La loi britannique sur les droits humains donne effet en droit interne au droit à un recours effectif en vertu de la Convention européenne des droits de l’homme, qui exige que ce recours soit adéquat, rapide et accessible. Un droit similaire figure dans le Pacte international relatif aux droits civils et politiques et dans la Convention internationale sur l’élimination de toutes les formes de discrimination raciale, qui sont tous deux juridiquement contraignants au Royaume-Uni.
Le Comité des Nations Unies contre la torture a évoqué le scandale Windrush lors du dernier examen du Royaume-Uni en 2019, notant « des années de mauvais traitements subis par des personnes originaires des Caraïbes et d’autres parties du Commonwealth de la part de fonctionnaires de l’immigration et d’autres organes officiels au Royaume-Uni [...], notamment la détention et la privation d’accès aux services de santé et à l’hébergement ».

◇ ◇ ◇ ◇ ◇ ◇ ◇

## Objectif poursuivi
Recopiez à l'identique, dans l'extrait sur le droit à un recours effectif, tout le passage qui va de « La loi britannique » jusqu'à « contraignants au Royaume-Uni. », ces mots compris. Les lignes n'interviennent en rien dans ce travail.

## Lignes de données
◇ ◇ ◇ ◇ ◇ ◇ ◇

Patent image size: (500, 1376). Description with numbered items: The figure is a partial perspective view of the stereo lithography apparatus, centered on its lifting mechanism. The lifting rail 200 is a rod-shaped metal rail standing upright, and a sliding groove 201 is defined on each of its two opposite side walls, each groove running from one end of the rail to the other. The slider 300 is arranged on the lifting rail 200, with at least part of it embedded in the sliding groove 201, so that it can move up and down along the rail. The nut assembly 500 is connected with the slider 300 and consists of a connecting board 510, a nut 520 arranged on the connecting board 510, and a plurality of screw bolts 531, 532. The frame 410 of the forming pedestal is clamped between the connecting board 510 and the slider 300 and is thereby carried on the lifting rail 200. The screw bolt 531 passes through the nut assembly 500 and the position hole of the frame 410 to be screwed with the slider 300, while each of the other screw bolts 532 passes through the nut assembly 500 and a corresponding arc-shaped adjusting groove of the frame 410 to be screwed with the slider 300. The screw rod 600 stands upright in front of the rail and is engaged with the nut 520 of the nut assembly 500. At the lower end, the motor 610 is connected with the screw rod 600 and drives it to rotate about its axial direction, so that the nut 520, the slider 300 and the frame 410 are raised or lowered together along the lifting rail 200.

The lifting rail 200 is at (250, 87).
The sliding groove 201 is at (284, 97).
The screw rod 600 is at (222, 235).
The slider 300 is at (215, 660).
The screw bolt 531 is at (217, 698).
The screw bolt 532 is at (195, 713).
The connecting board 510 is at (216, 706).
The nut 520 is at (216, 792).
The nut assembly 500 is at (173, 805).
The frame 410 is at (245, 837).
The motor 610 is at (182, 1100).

◇ ◇ ◇ ◇ ◇ ◇ ◇

## Réponse attendue
La loi britannique sur les droits humains donne effet en droit interne au droit à un recours effectif en vertu de la Convention européenne des droits de l’homme, qui exige que ce recours soit adéquat, rapide et accessible. Un droit similaire figure dans le Pacte international relatif aux droits civils et politiques et dans la Convention internationale sur l’élimination de toutes les formes de discrimination raciale, qui sont tous deux juridiquement contraignants au Royaume-Uni.